━━━━━ MATERIAL FOR THIS EXERCISE ━━━━━

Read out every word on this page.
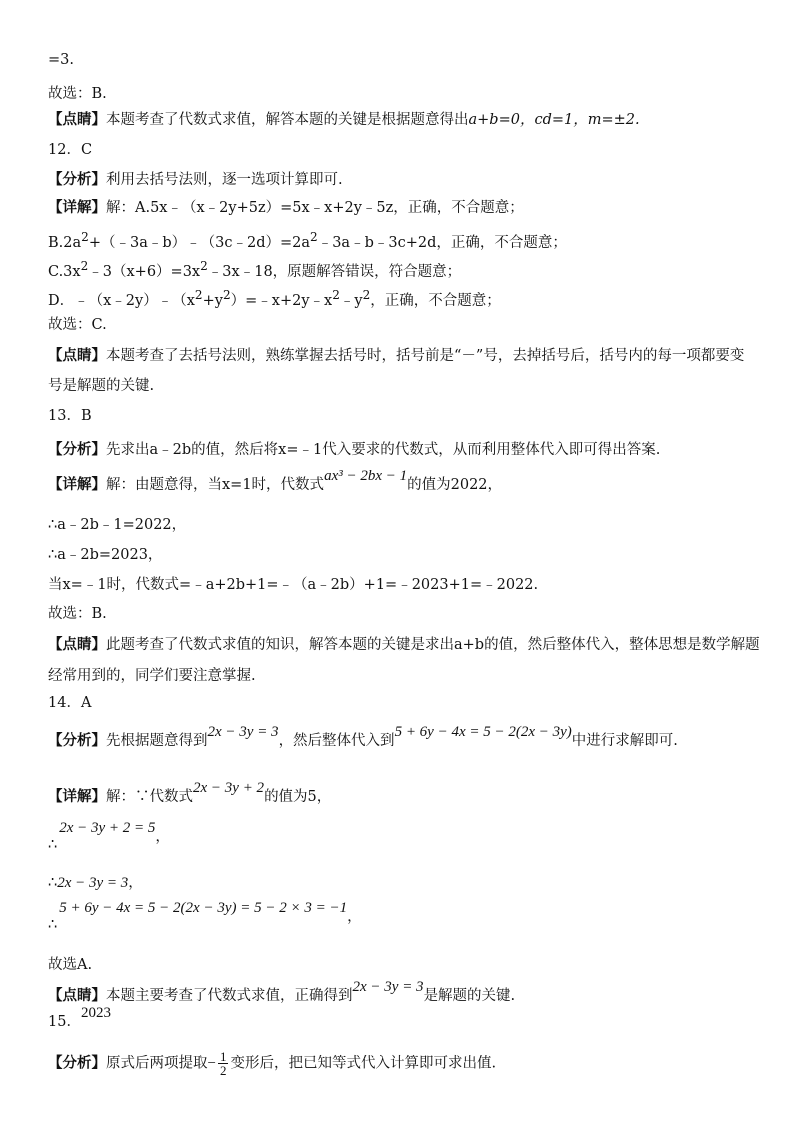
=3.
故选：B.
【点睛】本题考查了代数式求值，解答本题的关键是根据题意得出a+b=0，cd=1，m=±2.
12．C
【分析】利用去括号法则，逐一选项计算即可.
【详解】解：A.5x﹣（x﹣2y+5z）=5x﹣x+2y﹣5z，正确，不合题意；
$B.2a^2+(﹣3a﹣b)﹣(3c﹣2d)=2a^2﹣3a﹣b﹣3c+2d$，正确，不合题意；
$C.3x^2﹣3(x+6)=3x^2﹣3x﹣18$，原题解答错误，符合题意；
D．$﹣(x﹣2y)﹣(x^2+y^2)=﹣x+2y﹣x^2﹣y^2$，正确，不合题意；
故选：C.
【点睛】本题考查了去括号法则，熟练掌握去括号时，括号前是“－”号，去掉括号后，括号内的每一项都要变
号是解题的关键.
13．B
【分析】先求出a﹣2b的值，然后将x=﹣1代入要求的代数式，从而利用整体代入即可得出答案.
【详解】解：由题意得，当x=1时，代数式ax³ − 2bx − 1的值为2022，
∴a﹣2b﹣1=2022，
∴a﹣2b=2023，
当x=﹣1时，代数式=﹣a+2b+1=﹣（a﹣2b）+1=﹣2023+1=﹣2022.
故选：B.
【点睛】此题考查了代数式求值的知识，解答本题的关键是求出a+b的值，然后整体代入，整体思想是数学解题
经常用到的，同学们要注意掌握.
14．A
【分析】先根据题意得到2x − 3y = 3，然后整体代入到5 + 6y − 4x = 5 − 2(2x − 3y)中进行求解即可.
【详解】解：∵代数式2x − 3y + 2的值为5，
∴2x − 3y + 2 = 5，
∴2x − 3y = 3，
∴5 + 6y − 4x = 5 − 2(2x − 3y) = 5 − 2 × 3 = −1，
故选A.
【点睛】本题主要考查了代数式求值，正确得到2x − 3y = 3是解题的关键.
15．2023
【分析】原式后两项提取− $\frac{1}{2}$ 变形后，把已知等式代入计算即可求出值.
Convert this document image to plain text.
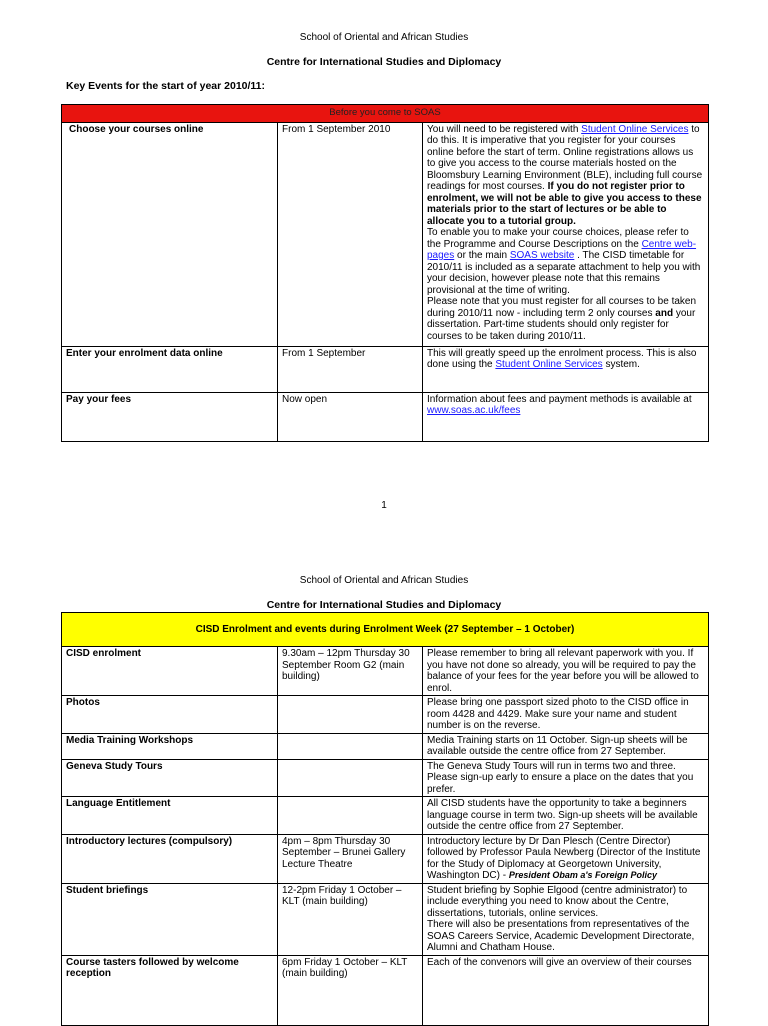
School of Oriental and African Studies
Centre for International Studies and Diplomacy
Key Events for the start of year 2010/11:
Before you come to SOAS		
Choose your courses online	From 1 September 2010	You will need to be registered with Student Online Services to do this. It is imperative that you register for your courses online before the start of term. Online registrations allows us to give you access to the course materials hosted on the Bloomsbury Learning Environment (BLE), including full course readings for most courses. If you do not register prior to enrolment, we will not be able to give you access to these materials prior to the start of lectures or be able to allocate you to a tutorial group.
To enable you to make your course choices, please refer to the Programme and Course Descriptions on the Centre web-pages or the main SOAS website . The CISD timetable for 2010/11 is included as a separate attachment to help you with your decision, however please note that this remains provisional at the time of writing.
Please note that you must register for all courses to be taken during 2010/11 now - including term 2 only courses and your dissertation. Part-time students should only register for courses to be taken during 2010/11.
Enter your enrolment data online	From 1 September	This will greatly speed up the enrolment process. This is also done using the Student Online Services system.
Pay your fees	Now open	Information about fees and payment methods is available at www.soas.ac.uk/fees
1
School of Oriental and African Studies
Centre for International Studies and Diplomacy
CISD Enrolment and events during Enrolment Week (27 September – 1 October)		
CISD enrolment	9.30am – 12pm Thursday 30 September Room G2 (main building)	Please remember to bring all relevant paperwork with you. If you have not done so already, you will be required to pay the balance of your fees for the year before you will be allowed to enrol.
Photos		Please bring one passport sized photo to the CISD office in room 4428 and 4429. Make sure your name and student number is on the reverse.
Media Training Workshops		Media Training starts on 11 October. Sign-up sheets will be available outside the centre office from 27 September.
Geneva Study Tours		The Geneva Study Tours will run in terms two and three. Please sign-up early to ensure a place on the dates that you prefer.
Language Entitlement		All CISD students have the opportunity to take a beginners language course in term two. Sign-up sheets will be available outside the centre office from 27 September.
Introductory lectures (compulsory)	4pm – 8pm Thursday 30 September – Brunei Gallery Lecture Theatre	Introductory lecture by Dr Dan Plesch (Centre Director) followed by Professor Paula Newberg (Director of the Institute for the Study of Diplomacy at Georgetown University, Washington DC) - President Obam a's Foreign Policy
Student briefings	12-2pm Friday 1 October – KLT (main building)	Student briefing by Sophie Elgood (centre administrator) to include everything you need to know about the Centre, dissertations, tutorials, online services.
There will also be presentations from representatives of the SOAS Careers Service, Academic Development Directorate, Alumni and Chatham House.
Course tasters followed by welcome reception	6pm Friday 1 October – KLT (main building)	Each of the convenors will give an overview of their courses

━━━━━

» **WHAT YOU HAVE TO DO**: Copy out each line of the listing that holds "note".

» **RESULT OF THIS EXERCISE**:
To enable you to make your course choices, please refer to the Programme and Course Descriptions on the Centre web-pages or the main SOAS website . The CISD timetable for 2010/11 is included as a separate attachment to help you with your decision, however please note that this remains provisional at the time of writing.
Please note that you must register for all courses to be taken during 2010/11 now - including term 2 only courses and your dissertation. Part-time students should only register for courses to be taken during 2010/11.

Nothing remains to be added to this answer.